**PROBLEM REQUIREMENTS:**
Leave out the pictures and copy every record exactly.

**SOURCE MATERIAL:**
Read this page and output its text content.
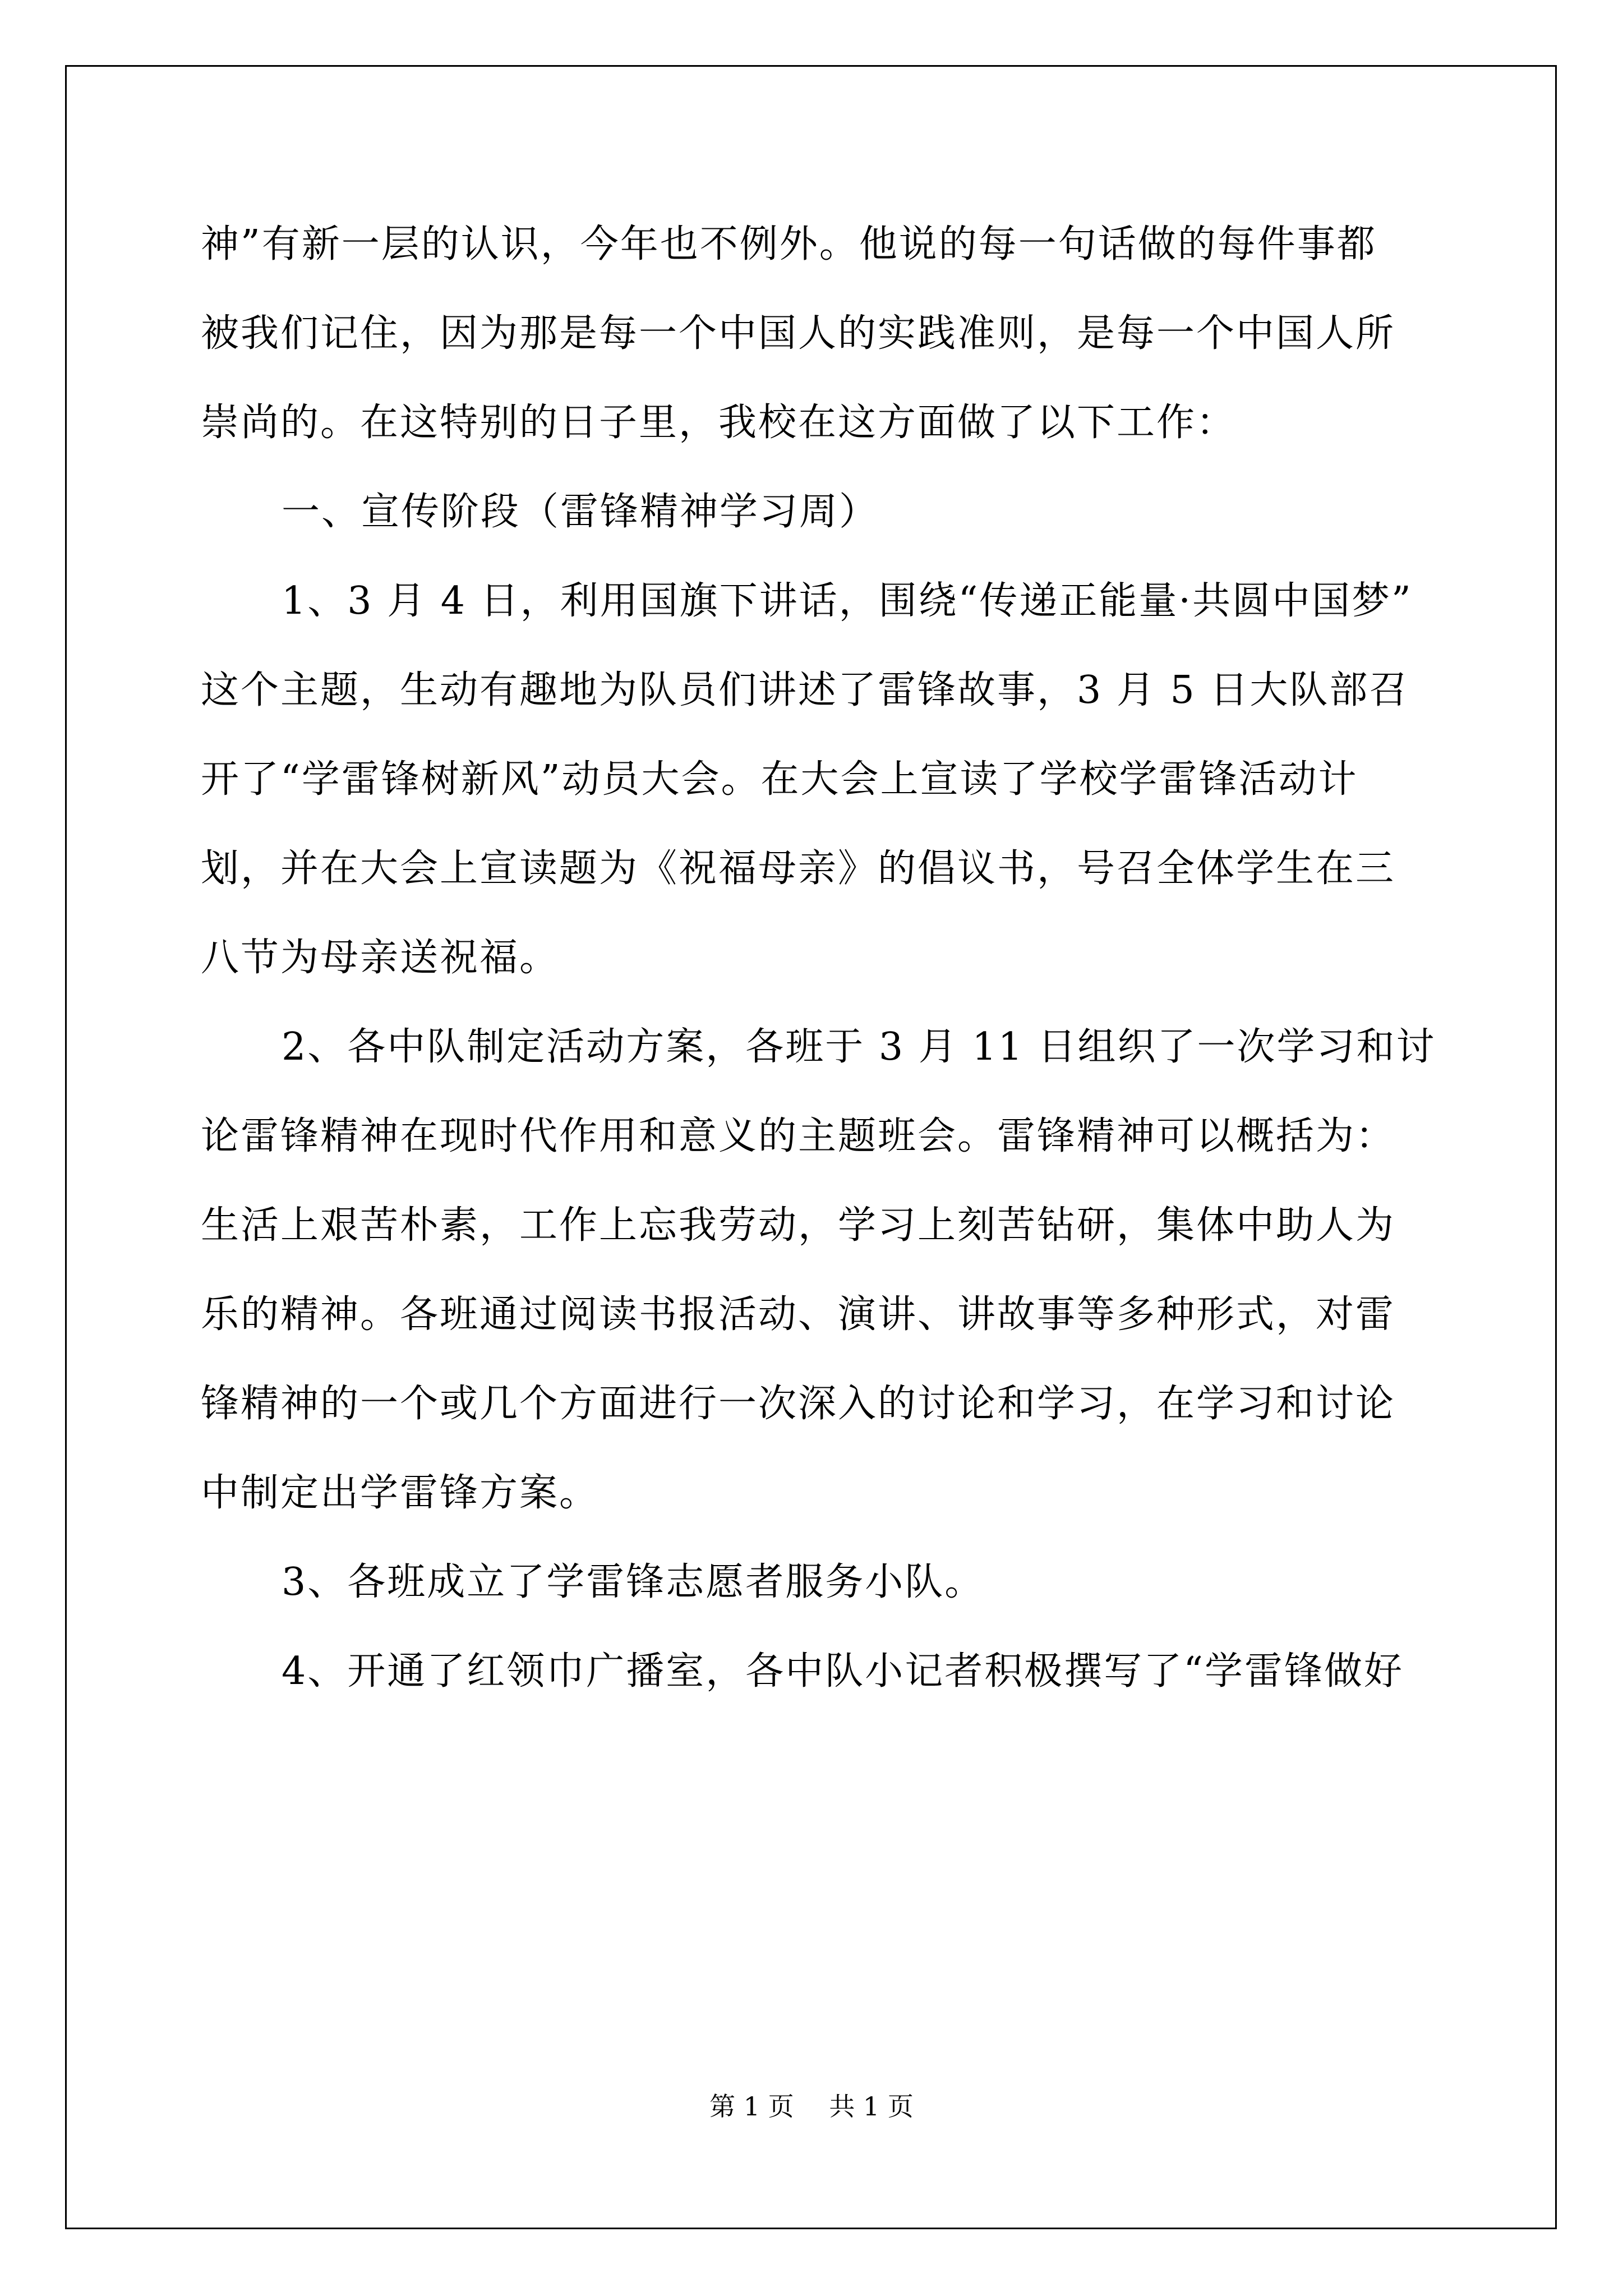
神”有新一层的认识，今年也不例外。他说的每一句话做的每件事都
被我们记住，因为那是每一个中国人的实践准则，是每一个中国人所
崇尚的。在这特别的日子里，我校在这方面做了以下工作：
一、宣传阶段（雷锋精神学习周）
1、3 月 4 日，利用国旗下讲话，围绕“传递正能量·共圆中国梦”
这个主题，生动有趣地为队员们讲述了雷锋故事，3 月 5 日大队部召
开了“学雷锋树新风”动员大会。在大会上宣读了学校学雷锋活动计
划，并在大会上宣读题为《祝福母亲》的倡议书，号召全体学生在三
八节为母亲送祝福。
2、各中队制定活动方案，各班于 3 月 11 日组织了一次学习和讨
论雷锋精神在现时代作用和意义的主题班会。雷锋精神可以概括为：
生活上艰苦朴素，工作上忘我劳动，学习上刻苦钻研，集体中助人为
乐的精神。各班通过阅读书报活动、演讲、讲故事等多种形式，对雷
锋精神的一个或几个方面进行一次深入的讨论和学习，在学习和讨论
中制定出学雷锋方案。
3、各班成立了学雷锋志愿者服务小队。
4、开通了红领巾广播室，各中队小记者积极撰写了“学雷锋做好
第 1 页 共 1 页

**TASK RESULT:**
Read this page and output its text content.
神”有新一层的认识，今年也不例外。他说的每一句话做的每件事都
被我们记住，因为那是每一个中国人的实践准则，是每一个中国人所
崇尚的。在这特别的日子里，我校在这方面做了以下工作：
一、宣传阶段（雷锋精神学习周）
1、3 月 4 日，利用国旗下讲话，围绕“传递正能量·共圆中国梦”
这个主题，生动有趣地为队员们讲述了雷锋故事，3 月 5 日大队部召
开了“学雷锋树新风”动员大会。在大会上宣读了学校学雷锋活动计
划，并在大会上宣读题为《祝福母亲》的倡议书，号召全体学生在三
八节为母亲送祝福。
2、各中队制定活动方案，各班于 3 月 11 日组织了一次学习和讨
论雷锋精神在现时代作用和意义的主题班会。雷锋精神可以概括为：
生活上艰苦朴素，工作上忘我劳动，学习上刻苦钻研，集体中助人为
乐的精神。各班通过阅读书报活动、演讲、讲故事等多种形式，对雷
锋精神的一个或几个方面进行一次深入的讨论和学习，在学习和讨论
中制定出学雷锋方案。
3、各班成立了学雷锋志愿者服务小队。
4、开通了红领巾广播室，各中队小记者积极撰写了“学雷锋做好
第 1 页 共 1 页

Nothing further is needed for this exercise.